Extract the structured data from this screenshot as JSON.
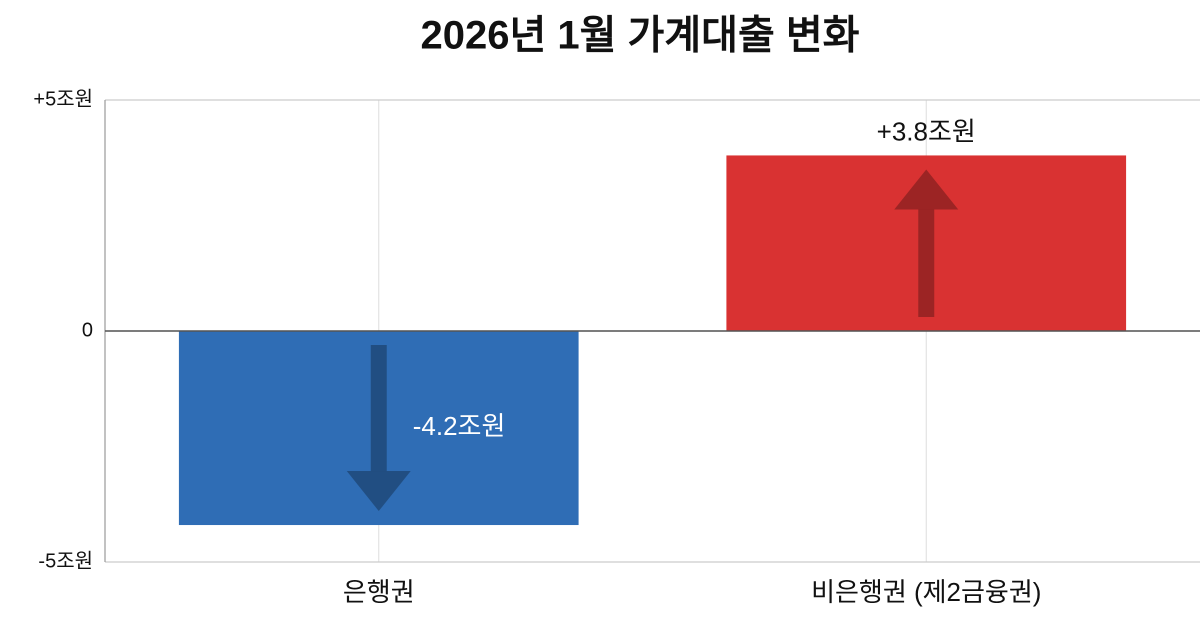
{
  "chart_data": {
    "type": "bar",
    "title": "2026년 1월 가계대출 변화",
    "categories": [
      "은행권",
      "비은행권 (제2금융권)"
    ],
    "values": [
      -4.2,
      3.8
    ],
    "value_labels": [
      "-4.2조원",
      "+3.8조원"
    ],
    "colors": [
      "#2f6db5",
      "#d93232"
    ],
    "ylim": [
      -5,
      5
    ],
    "yticks": [
      {
        "value": 5,
        "label": "+5조원"
      },
      0,
      {
        "value": -5,
        "label": "-5조원"
      }
    ],
    "grid": true
  }
}
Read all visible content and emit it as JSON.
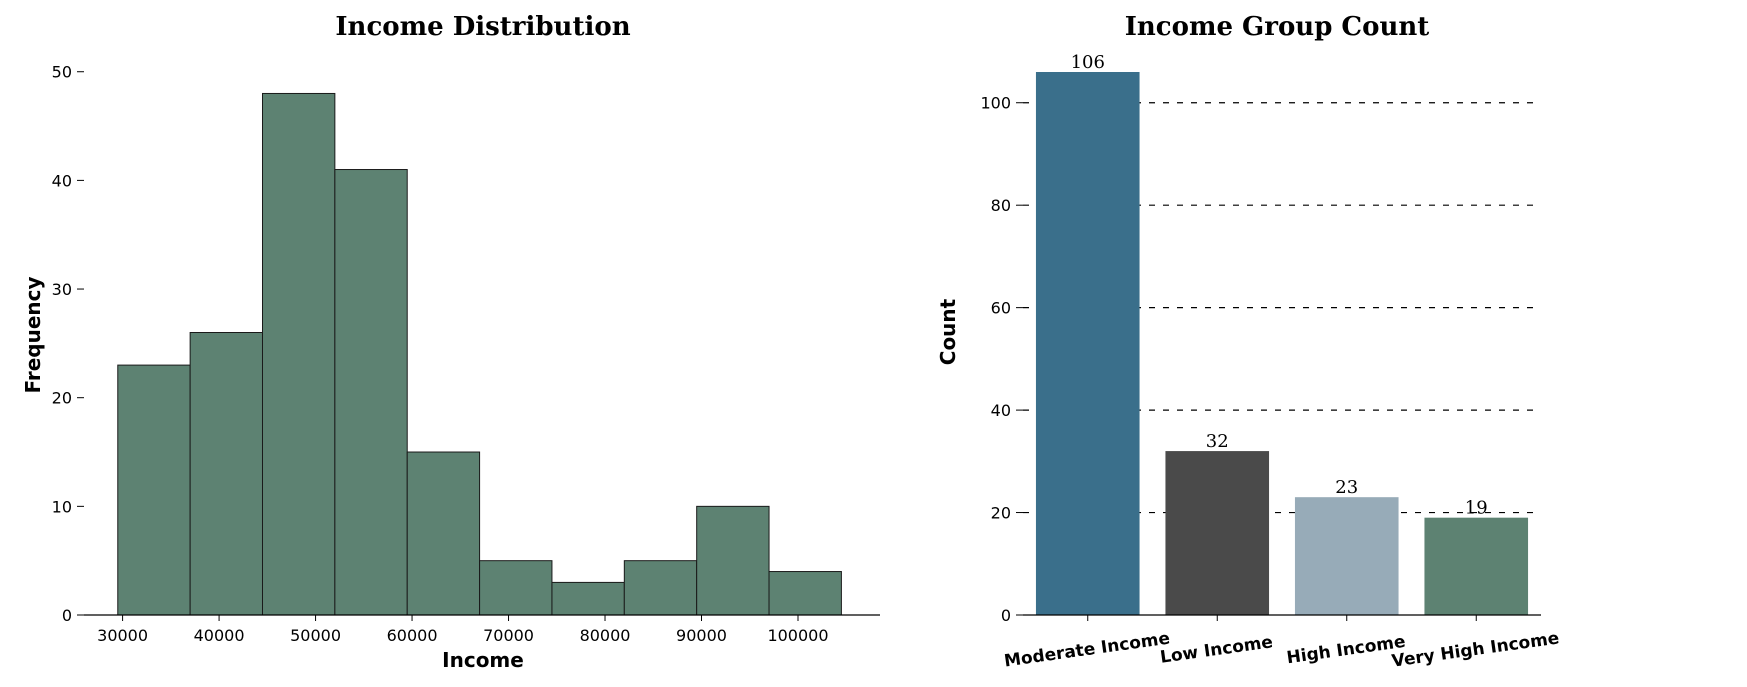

######

**Exercise description**
Can you restate all the records above word for word while dropping the pictures?

**The result**
Extract the structured data from this screenshot as JSON.
{
  "chart_data": {
    "type": "bar",
    "title": "2026년 1월 가계대출 변화",
    "categories": [
      "은행권",
      "비은행권 (제2금융권)"
    ],
    "values": [
      -4.2,
      3.8
    ],
    "value_labels": [
      "-4.2조원",
      "+3.8조원"
    ],
    "colors": [
      "#2f6db5",
      "#d93232"
    ],
    "ylim": [
      -5,
      5
    ],
    "yticks": [
      {
        "value": 5,
        "label": "+5조원"
      },
      0,
      {
        "value": -5,
        "label": "-5조원"
      }
    ],
    "grid": true
  }
}
Read all visible content and emit it as JSON.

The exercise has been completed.